Task directions:
Search the data for the word "having" and copy every line where it occurs.

## BEGIN Listing

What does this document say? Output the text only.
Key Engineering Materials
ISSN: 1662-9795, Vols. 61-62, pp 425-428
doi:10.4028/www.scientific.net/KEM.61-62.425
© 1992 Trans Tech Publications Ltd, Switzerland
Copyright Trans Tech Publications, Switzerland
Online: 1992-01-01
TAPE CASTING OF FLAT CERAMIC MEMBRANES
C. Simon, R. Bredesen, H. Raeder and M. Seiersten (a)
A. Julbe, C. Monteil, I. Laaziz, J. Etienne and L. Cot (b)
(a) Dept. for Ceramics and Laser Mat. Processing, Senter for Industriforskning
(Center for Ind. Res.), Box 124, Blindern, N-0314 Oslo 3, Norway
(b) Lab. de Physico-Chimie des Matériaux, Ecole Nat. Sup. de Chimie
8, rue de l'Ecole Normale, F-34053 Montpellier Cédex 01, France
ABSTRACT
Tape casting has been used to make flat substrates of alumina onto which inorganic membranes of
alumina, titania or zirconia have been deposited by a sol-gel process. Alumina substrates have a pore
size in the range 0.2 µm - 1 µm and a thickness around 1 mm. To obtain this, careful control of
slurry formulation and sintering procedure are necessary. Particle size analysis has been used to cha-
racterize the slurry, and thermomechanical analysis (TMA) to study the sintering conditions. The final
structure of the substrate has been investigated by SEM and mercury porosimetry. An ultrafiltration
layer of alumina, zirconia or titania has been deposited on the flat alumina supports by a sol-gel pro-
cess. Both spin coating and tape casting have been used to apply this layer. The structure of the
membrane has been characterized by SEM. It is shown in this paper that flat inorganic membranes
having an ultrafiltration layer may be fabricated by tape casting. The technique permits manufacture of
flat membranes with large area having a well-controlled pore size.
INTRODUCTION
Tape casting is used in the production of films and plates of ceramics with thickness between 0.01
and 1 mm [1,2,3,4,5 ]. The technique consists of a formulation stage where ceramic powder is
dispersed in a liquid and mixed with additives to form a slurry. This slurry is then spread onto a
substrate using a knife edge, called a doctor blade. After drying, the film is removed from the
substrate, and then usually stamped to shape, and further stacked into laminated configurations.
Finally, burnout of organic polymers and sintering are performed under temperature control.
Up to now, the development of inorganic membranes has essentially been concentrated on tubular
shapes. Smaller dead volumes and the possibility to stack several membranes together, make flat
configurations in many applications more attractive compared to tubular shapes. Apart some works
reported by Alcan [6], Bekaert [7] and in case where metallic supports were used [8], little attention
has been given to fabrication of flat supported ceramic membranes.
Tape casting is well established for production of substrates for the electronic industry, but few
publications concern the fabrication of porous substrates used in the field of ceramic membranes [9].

## END Listing

Answer to this problem:
having an ultrafiltration layer may be fabricated by tape casting. The technique permits manufacture of
flat membranes with large area having a well-controlled pore size.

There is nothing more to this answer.